* [Selected passage]:

Patrick O'Shaughnessy

analyst
#3

All right. Terrific. Thank you, Warren. Have a seat, and we'll get going with the Q&A. So maybe a high-level question to start things here. So the acquisition of Ellie Mae added a third leg to ICE's strategic stool with mortgage technology now standing alongside the exchange business and fixed income data services. Going forward, how do you balance ICE's inherent desire to grow and innovate and identify structural growth opportunities against the increasing complexity of the business that you need to communicate with investors?

Warren Gardiner

executive
#4

Sure. It's a good question. And so I don't know that it's complexity as much as it's been an evolution. And it's an evolution that has been relatively rapid, I think. And to some extent, I understand that investors then need to kind of underwrite a different story to an extent. But that's also an opportunity because as we kind of evolved and certainly created shareholder value alongside it, we have been in this kind of a show-me story as a result. And so I think that's one thing that just is ultimately fixed over time as we execute on that. And we've done that, and we will do that again. To some extent, that's why you're seeing us try to get back to repurchasing shares sooner rather than later and we've done that. And so I think that will always be part of our strategy to kind of look for those adjacent opportunities and expand the platform and expand our addressable markets. And so that's just something we've always done. It's -- anyone who knows our CEO, Jeff Sprecher, he is a -- he's certainly -- he's our founder, but also a large shareholder. And so he's somebody that I think has always thought not in quarters but in decades. And so again, that will be something that we'll always be looking at in terms of trying to execute and, of course, grow well into the future.

Patrick O'Shaughnessy

analyst
#5

Got it. And then drilling down into the mortgage technology business. You mentioned in your presentation how ICE really one of its core competencies is having data analytical capabilities and embedding data within its various businesses. How do you embed data within your mortgage technology business to really create an ecosystem and barriers to entry over time?

Warren Gardiner

executive
#6

Yes. That's a good question because -- and so part of the reason we actually report the way we do where we have a data and analytics line and again, it's an important component of all of our segments where we have data and analytics, in some way, shape or form within all those segments, is so that you guys, as investors can track our performance against those addressable markets. And so for data and analytics, that's a business today that's $100 million-or-so of revenue, a little bit less than $100 million in revenue, but it's operating against a $4 billion addressable market. And so there's a lot of runway for growth there. And actually, as we're kind of entering this, call it, more normalized loan origination backdrop at an industry level, we're starting to have a lot of more conversations with customers around how they can get more efficient and become more efficient within their workflows. And so our products within that data and analytics business, that's exactly what they serve to address. And so I think you'll see some progress in that line as a result of that as customers kind of look for those more efficient solutions to improve their workflows. I would say, too, that the other area within that is our closing solutions business. And that's a business, too, where we were -- we brought together a number of assets we had prior to our acquisition of Ellie Mae, to create -- today, which is a hybrid eClose solution, which will soon become a fully electronic eClose solution, leveraging a unique network that we have with settlement agents that cover 90% of the population as well as some other unique assets with our MERS asset in the closing space to bring together a product that -- again, that others can't that is going to be native to our loan origination system within the mortgage business. And again, it just creates more of a unique opportunity for our customers, a unique workflow opportunity for our customers to use and to leverage. And so that's really what we do at ICE is kind of look at ways that we can, across the workflow, make it more durable and sort of just improve the efficiency of the customer base within that because that's where -- when you discover those pain points, that's where you can really create some value as a result.

* [Problem 1]: Retype the ICE Q&A transcript from "Got it. And" up to and including "entry over time?".
* [Problem 2]:
Answer these questions from the ICE Q&A transcript:
(a) Which acquisition added mortgage technology as a third leg of ICE's business?
(b) About how much revenue does the data and analytics business bring in today, and against what size of addressable market?
(c) What share of the population do the settlement agents in ICE's network cover?
* [Problem 3]: Write what comes next in the ICE Q&A transcript, picking up after its last sentence.
The listing is not needed here.

* [Dataset content]:
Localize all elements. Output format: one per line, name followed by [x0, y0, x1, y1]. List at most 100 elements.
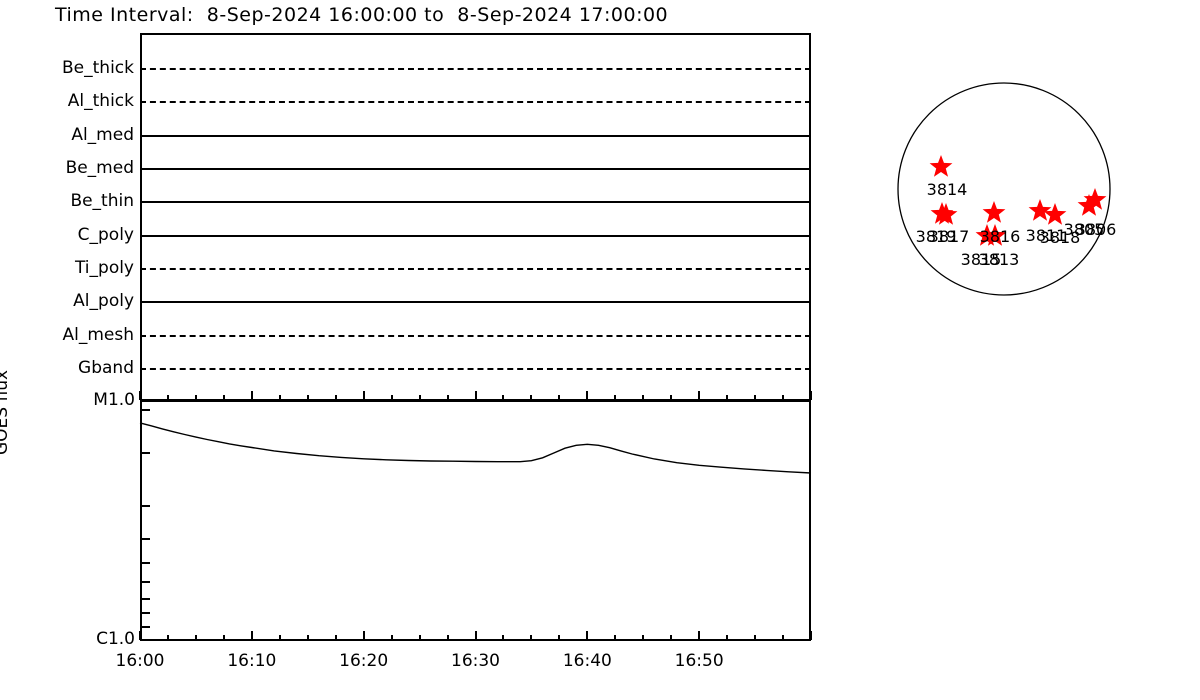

* [Written answer 1]:
Got it. And then drilling down into the mortgage technology business. You mentioned in your presentation how ICE really one of its core competencies is having data analytical capabilities and embedding data within its various businesses. How do you embed data within your mortgage technology business to really create an ecosystem and barriers to entry over time?

* [Written answer 2]:
(a) The acquisition of Ellie Mae.
(b) A little less than $100 million in revenue, against a $4 billion addressable market.
(c) 90% of the population.

* [Written answer 3]:
Patrick O'Shaughnessy

analyst
#7

So your primary competitor in origination software speaks to how it thinks it has a competitive advantage because it offers servicing software alongside origination software. Not having servicing software, does that place ICE at a competitive disadvantage?

Warren Gardiner

executive
#8

So I would say -- so our main competitor in the loan origination space is really the homegrown technology. And that's about 1/4 of the market. And a lot of it is banks, larger banks that have technology that they've built over the years. It also goes all the way to the more of the smaller player that is using Excel Spreadsheets and things of that nature. And so it kind of runs the gamut in that sense, but homegrown technology. And that's where we really found the most opportunity in terms of being able to kind of expand our presence within the loan origination space. There -- certainly, I have seen some people trying to do some interesting things in the servicing space, and so there are some initiatives out there. So we'll see how those go. But we've got a $10 billion addressable market in front of us within where we are today. And so that, from our perspective, is what we're really focused on. And again, it comes back to, we're certainly in an environment where I think people are thinking about cost and efficiency more and more, and how can they take out costs from that $8,000 to $9,000. It does cost to originate a loan and become more efficient and that's our sweet spot. That's our value proposition. And so we're focused on that and building out the workflow around it as a result to kind of capture that value. I'd say, too, though, that because it's an important point. One of the things that I think puts us at a competitive advantage, not within a particular market necessarily, but just overall, is that Ellie Mae, a nice mortgage technology being part of the broader ICE platform. And some of the -- and the durable revenue and cash flows that we're able to generate because of all the different asset classes we're in, really positions us to not only in the mortgage business, but really across all of our growth opportunities, invest through cycles. And so as a result, I think we'll be in a better place as a result of when those cycles across those asset classes do occur. And I think it's one of the kind of competitive advantages that we have that I think is a little underappreciated within not just IMT, our mortgage technology business, but some of the other asset classes as well.

Patrick O'Shaughnessy

analyst
#9

Got it. Let's pivot to your Exchange business, in particular, energy right now. Obviously, a lot of stuff going on in the global macro that has implications on your energy franchise. How do you feel like your franchise is positioned right now, given this environment? And I think, in particular, your Dutch TTF contract seems like it is really kind of coming into its own.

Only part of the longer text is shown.